TASK MATERIAL ->
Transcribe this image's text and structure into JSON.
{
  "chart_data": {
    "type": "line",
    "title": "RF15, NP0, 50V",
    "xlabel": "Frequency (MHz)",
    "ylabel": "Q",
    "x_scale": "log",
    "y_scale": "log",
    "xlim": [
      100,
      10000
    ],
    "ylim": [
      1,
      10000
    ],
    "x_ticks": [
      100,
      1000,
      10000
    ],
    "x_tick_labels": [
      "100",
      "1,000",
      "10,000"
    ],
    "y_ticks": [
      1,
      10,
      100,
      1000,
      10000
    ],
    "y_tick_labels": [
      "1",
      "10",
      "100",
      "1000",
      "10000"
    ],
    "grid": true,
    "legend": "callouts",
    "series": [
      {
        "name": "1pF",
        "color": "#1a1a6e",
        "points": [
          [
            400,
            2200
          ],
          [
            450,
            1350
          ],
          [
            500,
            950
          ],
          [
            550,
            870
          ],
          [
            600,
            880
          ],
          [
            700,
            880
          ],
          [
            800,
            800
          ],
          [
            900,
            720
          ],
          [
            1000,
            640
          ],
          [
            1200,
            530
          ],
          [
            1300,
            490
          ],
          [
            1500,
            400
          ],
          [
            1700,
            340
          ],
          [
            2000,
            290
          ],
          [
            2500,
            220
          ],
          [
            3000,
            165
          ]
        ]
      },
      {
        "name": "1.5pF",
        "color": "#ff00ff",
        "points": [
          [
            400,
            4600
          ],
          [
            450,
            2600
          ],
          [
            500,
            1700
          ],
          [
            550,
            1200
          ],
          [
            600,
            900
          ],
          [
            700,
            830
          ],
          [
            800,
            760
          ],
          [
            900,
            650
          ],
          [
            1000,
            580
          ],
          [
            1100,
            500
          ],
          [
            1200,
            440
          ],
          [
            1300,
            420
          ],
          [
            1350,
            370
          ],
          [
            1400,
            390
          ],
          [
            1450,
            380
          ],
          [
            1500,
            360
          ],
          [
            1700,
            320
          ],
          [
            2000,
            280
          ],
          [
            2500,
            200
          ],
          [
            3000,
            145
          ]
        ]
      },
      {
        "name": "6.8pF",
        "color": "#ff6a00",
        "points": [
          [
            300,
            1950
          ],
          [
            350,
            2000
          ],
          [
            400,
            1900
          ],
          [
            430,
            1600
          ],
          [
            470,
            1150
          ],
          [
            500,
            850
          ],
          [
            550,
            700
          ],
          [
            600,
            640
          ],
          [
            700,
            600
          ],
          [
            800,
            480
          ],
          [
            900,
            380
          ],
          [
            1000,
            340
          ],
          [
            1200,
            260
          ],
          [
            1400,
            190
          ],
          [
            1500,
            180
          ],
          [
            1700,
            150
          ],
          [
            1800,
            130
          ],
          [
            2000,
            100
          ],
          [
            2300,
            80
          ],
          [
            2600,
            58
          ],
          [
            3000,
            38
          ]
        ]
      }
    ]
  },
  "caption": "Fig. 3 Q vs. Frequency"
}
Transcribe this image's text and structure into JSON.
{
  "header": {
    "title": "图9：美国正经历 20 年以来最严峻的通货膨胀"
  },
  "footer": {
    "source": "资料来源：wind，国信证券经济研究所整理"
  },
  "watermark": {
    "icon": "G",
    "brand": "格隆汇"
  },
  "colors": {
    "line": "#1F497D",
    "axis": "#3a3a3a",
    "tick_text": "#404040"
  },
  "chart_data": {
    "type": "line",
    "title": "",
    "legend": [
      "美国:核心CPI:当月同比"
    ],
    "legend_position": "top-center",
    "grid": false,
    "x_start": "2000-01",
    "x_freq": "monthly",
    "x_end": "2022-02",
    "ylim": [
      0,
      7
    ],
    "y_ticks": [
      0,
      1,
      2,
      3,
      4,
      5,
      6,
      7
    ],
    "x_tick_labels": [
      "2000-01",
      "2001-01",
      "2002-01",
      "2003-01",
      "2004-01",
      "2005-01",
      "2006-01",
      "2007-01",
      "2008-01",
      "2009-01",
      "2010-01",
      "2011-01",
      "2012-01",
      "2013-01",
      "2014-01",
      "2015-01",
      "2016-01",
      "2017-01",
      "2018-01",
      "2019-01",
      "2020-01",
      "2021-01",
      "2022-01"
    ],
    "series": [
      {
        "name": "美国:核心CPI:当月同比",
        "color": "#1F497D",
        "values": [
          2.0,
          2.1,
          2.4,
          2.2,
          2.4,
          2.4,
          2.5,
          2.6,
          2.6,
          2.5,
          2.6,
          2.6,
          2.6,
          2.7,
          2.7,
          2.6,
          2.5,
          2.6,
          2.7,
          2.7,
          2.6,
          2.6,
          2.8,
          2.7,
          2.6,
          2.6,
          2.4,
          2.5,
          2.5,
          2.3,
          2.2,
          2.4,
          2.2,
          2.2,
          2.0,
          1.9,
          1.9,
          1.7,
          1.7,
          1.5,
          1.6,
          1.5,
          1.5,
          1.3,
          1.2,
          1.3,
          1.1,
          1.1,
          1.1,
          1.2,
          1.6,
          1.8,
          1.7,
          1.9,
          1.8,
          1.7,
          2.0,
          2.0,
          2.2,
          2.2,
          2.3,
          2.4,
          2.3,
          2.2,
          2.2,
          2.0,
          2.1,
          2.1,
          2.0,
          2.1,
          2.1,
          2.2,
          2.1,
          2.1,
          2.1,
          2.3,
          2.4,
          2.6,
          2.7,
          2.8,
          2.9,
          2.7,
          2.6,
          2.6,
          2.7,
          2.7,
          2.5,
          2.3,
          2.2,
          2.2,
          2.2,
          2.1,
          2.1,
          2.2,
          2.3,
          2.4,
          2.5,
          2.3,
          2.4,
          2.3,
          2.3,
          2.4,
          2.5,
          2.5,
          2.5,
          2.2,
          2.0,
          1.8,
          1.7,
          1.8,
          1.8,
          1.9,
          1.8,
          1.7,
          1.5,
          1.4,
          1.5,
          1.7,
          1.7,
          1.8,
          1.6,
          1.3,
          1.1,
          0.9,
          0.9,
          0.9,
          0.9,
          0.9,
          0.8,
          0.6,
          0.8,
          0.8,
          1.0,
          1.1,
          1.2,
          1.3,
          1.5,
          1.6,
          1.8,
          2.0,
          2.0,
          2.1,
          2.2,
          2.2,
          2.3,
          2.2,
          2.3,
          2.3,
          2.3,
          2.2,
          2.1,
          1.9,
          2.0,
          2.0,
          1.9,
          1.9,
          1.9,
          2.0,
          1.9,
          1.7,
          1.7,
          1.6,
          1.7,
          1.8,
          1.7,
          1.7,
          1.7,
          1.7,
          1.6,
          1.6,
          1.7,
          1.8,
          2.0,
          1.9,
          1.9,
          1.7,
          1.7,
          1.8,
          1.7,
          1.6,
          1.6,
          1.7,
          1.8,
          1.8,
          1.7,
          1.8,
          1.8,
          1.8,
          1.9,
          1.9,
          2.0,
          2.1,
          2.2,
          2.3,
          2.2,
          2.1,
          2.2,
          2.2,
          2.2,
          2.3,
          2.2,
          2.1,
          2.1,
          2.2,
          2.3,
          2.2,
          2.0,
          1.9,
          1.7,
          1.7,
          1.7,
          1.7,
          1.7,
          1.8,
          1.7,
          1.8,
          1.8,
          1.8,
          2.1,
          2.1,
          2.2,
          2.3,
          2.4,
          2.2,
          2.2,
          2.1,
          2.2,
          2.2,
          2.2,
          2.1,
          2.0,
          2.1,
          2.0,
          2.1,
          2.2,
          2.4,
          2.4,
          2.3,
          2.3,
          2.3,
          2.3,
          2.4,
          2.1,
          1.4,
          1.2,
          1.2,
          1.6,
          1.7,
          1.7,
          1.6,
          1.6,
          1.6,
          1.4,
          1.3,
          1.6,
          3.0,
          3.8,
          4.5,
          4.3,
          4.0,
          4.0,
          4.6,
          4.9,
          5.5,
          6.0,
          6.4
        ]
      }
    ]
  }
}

WORK TO DO ->
Filter for "title". Return all lines that hold it.

TASK ANSWER ->
    "title": "RF15, NP0, 50V",
    "title": "图9：美国正经历 20 年以来最严峻的通货膨胀"
    "title": "",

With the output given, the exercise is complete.